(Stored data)
· · · · ·

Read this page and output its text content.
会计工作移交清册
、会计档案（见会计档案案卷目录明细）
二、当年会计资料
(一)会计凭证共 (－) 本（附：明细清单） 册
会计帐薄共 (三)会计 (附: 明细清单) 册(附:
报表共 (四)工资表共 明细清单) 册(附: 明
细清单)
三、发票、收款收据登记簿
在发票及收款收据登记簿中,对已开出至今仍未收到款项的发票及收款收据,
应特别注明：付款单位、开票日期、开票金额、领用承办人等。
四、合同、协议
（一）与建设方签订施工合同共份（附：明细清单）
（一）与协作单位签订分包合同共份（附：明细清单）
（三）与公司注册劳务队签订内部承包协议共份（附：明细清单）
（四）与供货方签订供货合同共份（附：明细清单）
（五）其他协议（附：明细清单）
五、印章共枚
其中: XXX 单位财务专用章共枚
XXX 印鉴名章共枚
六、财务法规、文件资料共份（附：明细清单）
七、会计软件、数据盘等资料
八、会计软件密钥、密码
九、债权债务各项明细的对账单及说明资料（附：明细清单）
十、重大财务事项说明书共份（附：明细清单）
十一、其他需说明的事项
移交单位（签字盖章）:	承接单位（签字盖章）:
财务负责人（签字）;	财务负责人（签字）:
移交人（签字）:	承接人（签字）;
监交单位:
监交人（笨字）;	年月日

· · · · ·

» What is needed
Write the material out again word for word.

» Full answer
Read this page and output its text content.
会计工作移交清册
、会计档案（见会计档案案卷目录明细）
二、当年会计资料
(一)会计凭证共 (－) 本（附：明细清单） 册
会计帐薄共 (三)会计 (附: 明细清单) 册(附:
报表共 (四)工资表共 明细清单) 册(附: 明
细清单)
三、发票、收款收据登记簿
在发票及收款收据登记簿中,对已开出至今仍未收到款项的发票及收款收据,
应特别注明：付款单位、开票日期、开票金额、领用承办人等。
四、合同、协议
（一）与建设方签订施工合同共份（附：明细清单）
（一）与协作单位签订分包合同共份（附：明细清单）
（三）与公司注册劳务队签订内部承包协议共份（附：明细清单）
（四）与供货方签订供货合同共份（附：明细清单）
（五）其他协议（附：明细清单）
五、印章共枚
其中: XXX 单位财务专用章共枚
XXX 印鉴名章共枚
六、财务法规、文件资料共份（附：明细清单）
七、会计软件、数据盘等资料
八、会计软件密钥、密码
九、债权债务各项明细的对账单及说明资料（附：明细清单）
十、重大财务事项说明书共份（附：明细清单）
十一、其他需说明的事项
移交单位（签字盖章）:	承接单位（签字盖章）:
财务负责人（签字）;	财务负责人（签字）:
移交人（签字）:	承接人（签字）;
监交单位:
监交人（笨字）;	年月日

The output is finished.